Raw data >>

Start

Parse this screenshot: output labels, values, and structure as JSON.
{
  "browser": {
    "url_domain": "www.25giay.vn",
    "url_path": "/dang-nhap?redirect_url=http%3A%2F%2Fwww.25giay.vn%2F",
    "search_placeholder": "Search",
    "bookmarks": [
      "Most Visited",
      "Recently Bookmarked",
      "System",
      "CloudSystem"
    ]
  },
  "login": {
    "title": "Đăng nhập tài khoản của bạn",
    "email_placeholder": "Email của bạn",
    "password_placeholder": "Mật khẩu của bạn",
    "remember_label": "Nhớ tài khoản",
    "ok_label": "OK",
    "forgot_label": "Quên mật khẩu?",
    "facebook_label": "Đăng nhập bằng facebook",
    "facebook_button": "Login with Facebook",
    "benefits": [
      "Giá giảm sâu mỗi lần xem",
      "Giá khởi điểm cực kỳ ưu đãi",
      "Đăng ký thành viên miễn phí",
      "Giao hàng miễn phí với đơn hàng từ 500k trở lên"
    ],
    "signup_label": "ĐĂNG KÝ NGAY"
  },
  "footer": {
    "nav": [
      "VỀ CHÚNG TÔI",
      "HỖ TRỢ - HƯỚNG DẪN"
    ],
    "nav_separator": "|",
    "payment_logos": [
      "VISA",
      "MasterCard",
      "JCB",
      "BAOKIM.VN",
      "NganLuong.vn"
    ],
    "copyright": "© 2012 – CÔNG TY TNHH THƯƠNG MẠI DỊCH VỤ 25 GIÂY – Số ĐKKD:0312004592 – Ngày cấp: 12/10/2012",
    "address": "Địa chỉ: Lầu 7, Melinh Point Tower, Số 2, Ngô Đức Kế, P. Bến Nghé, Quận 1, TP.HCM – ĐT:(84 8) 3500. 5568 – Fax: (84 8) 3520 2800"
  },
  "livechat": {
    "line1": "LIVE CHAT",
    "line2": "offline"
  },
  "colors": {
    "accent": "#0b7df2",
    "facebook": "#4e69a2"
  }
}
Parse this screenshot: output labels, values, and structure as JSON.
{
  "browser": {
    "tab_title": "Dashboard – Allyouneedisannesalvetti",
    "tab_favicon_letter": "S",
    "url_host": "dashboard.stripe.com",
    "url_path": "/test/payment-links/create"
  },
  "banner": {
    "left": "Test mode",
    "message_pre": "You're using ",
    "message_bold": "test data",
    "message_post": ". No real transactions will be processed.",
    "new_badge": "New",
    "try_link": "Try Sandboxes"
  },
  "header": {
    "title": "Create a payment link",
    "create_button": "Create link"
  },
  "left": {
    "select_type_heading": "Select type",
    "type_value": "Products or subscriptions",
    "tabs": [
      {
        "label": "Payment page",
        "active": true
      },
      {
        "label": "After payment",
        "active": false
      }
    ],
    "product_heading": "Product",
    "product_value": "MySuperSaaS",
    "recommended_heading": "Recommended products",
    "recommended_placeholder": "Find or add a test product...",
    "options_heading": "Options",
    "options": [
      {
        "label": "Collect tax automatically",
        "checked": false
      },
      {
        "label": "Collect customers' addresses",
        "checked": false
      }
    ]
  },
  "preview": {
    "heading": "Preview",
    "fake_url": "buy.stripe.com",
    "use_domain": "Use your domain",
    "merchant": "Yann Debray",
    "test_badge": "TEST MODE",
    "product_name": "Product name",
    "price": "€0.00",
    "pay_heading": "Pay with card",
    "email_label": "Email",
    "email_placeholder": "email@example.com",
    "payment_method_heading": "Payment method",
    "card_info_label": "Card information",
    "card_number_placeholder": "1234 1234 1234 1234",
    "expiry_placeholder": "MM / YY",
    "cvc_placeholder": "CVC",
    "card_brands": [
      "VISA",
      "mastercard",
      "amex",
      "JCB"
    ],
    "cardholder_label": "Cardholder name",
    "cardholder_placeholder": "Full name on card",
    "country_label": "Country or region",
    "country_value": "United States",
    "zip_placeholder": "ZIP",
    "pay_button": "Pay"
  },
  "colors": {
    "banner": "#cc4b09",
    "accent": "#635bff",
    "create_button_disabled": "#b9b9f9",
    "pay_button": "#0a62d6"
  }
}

End

Send back all of the entries exactly, with nothing missing.

Parse this screenshot: output labels, values, and structure as JSON.
{
  "browser": {
    "url_domain": "www.25giay.vn",
    "url_path": "/dang-nhap?redirect_url=http%3A%2F%2Fwww.25giay.vn%2F",
    "search_placeholder": "Search",
    "bookmarks": [
      "Most Visited",
      "Recently Bookmarked",
      "System",
      "CloudSystem"
    ]
  },
  "login": {
    "title": "Đăng nhập tài khoản của bạn",
    "email_placeholder": "Email của bạn",
    "password_placeholder": "Mật khẩu của bạn",
    "remember_label": "Nhớ tài khoản",
    "ok_label": "OK",
    "forgot_label": "Quên mật khẩu?",
    "facebook_label": "Đăng nhập bằng facebook",
    "facebook_button": "Login with Facebook",
    "benefits": [
      "Giá giảm sâu mỗi lần xem",
      "Giá khởi điểm cực kỳ ưu đãi",
      "Đăng ký thành viên miễn phí",
      "Giao hàng miễn phí với đơn hàng từ 500k trở lên"
    ],
    "signup_label": "ĐĂNG KÝ NGAY"
  },
  "footer": {
    "nav": [
      "VỀ CHÚNG TÔI",
      "HỖ TRỢ - HƯỚNG DẪN"
    ],
    "nav_separator": "|",
    "payment_logos": [
      "VISA",
      "MasterCard",
      "JCB",
      "BAOKIM.VN",
      "NganLuong.vn"
    ],
    "copyright": "© 2012 – CÔNG TY TNHH THƯƠNG MẠI DỊCH VỤ 25 GIÂY – Số ĐKKD:0312004592 – Ngày cấp: 12/10/2012",
    "address": "Địa chỉ: Lầu 7, Melinh Point Tower, Số 2, Ngô Đức Kế, P. Bến Nghé, Quận 1, TP.HCM – ĐT:(84 8) 3500. 5568 – Fax: (84 8) 3520 2800"
  },
  "livechat": {
    "line1": "LIVE CHAT",
    "line2": "offline"
  },
  "colors": {
    "accent": "#0b7df2",
    "facebook": "#4e69a2"
  }
}
Parse this screenshot: output labels, values, and structure as JSON.
{
  "browser": {
    "tab_title": "Dashboard – Allyouneedisannesalvetti",
    "tab_favicon_letter": "S",
    "url_host": "dashboard.stripe.com",
    "url_path": "/test/payment-links/create"
  },
  "banner": {
    "left": "Test mode",
    "message_pre": "You're using ",
    "message_bold": "test data",
    "message_post": ". No real transactions will be processed.",
    "new_badge": "New",
    "try_link": "Try Sandboxes"
  },
  "header": {
    "title": "Create a payment link",
    "create_button": "Create link"
  },
  "left": {
    "select_type_heading": "Select type",
    "type_value": "Products or subscriptions",
    "tabs": [
      {
        "label": "Payment page",
        "active": true
      },
      {
        "label": "After payment",
        "active": false
      }
    ],
    "product_heading": "Product",
    "product_value": "MySuperSaaS",
    "recommended_heading": "Recommended products",
    "recommended_placeholder": "Find or add a test product...",
    "options_heading": "Options",
    "options": [
      {
        "label": "Collect tax automatically",
        "checked": false
      },
      {
        "label": "Collect customers' addresses",
        "checked": false
      }
    ]
  },
  "preview": {
    "heading": "Preview",
    "fake_url": "buy.stripe.com",
    "use_domain": "Use your domain",
    "merchant": "Yann Debray",
    "test_badge": "TEST MODE",
    "product_name": "Product name",
    "price": "€0.00",
    "pay_heading": "Pay with card",
    "email_label": "Email",
    "email_placeholder": "email@example.com",
    "payment_method_heading": "Payment method",
    "card_info_label": "Card information",
    "card_number_placeholder": "1234 1234 1234 1234",
    "expiry_placeholder": "MM / YY",
    "cvc_placeholder": "CVC",
    "card_brands": [
      "VISA",
      "mastercard",
      "amex",
      "JCB"
    ],
    "cardholder_label": "Cardholder name",
    "cardholder_placeholder": "Full name on card",
    "country_label": "Country or region",
    "country_value": "United States",
    "zip_placeholder": "ZIP",
    "pay_button": "Pay"
  },
  "colors": {
    "banner": "#cc4b09",
    "accent": "#635bff",
    "create_button_disabled": "#b9b9f9",
    "pay_button": "#0a62d6"
  }
}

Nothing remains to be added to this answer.